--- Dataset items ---
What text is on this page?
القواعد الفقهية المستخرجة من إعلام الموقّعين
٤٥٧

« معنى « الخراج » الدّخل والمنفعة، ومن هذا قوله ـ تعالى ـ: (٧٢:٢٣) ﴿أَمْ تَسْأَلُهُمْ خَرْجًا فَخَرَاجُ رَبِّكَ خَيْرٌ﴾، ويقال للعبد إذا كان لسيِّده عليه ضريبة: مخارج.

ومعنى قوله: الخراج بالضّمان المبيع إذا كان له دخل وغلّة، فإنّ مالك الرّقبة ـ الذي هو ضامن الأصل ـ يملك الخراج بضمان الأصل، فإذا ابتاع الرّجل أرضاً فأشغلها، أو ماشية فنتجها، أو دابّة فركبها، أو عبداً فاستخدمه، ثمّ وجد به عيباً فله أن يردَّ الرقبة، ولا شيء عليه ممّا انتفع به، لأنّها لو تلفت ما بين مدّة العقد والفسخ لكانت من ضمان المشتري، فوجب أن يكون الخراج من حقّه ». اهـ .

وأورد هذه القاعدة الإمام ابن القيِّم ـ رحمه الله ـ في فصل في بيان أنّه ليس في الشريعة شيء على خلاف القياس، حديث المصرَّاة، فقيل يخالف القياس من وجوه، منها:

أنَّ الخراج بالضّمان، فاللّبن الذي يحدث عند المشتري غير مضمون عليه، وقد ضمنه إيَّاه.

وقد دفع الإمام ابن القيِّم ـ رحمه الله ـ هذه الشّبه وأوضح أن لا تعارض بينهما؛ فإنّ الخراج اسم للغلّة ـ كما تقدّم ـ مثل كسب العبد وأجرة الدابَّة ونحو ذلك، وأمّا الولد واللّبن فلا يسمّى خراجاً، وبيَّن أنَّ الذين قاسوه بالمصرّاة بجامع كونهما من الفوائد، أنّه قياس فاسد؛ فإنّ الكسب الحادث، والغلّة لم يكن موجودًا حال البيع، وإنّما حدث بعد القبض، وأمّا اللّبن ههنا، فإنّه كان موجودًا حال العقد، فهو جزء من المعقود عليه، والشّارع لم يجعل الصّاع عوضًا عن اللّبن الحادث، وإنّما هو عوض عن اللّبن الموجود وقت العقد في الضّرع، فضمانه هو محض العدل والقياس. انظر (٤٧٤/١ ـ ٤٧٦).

--- EXERCISE INSTRUCTIONS ---
Your task is to quote all of the data word for word.

--- PROBLEM SOLUTION ---
What text is on this page?
القواعد الفقهية المستخرجة من إعلام الموقّعين
٤٥٧

« معنى « الخراج » الدّخل والمنفعة، ومن هذا قوله ـ تعالى ـ: (٧٢:٢٣) ﴿أَمْ تَسْأَلُهُمْ خَرْجًا فَخَرَاجُ رَبِّكَ خَيْرٌ﴾، ويقال للعبد إذا كان لسيِّده عليه ضريبة: مخارج.

ومعنى قوله: الخراج بالضّمان المبيع إذا كان له دخل وغلّة، فإنّ مالك الرّقبة ـ الذي هو ضامن الأصل ـ يملك الخراج بضمان الأصل، فإذا ابتاع الرّجل أرضاً فأشغلها، أو ماشية فنتجها، أو دابّة فركبها، أو عبداً فاستخدمه، ثمّ وجد به عيباً فله أن يردَّ الرقبة، ولا شيء عليه ممّا انتفع به، لأنّها لو تلفت ما بين مدّة العقد والفسخ لكانت من ضمان المشتري، فوجب أن يكون الخراج من حقّه ». اهـ .

وأورد هذه القاعدة الإمام ابن القيِّم ـ رحمه الله ـ في فصل في بيان أنّه ليس في الشريعة شيء على خلاف القياس، حديث المصرَّاة، فقيل يخالف القياس من وجوه، منها:

أنَّ الخراج بالضّمان، فاللّبن الذي يحدث عند المشتري غير مضمون عليه، وقد ضمنه إيَّاه.

وقد دفع الإمام ابن القيِّم ـ رحمه الله ـ هذه الشّبه وأوضح أن لا تعارض بينهما؛ فإنّ الخراج اسم للغلّة ـ كما تقدّم ـ مثل كسب العبد وأجرة الدابَّة ونحو ذلك، وأمّا الولد واللّبن فلا يسمّى خراجاً، وبيَّن أنَّ الذين قاسوه بالمصرّاة بجامع كونهما من الفوائد، أنّه قياس فاسد؛ فإنّ الكسب الحادث، والغلّة لم يكن موجودًا حال البيع، وإنّما حدث بعد القبض، وأمّا اللّبن ههنا، فإنّه كان موجودًا حال العقد، فهو جزء من المعقود عليه، والشّارع لم يجعل الصّاع عوضًا عن اللّبن الحادث، وإنّما هو عوض عن اللّبن الموجود وقت العقد في الضّرع، فضمانه هو محض العدل والقياس. انظر (٤٧٤/١ ـ ٤٧٦).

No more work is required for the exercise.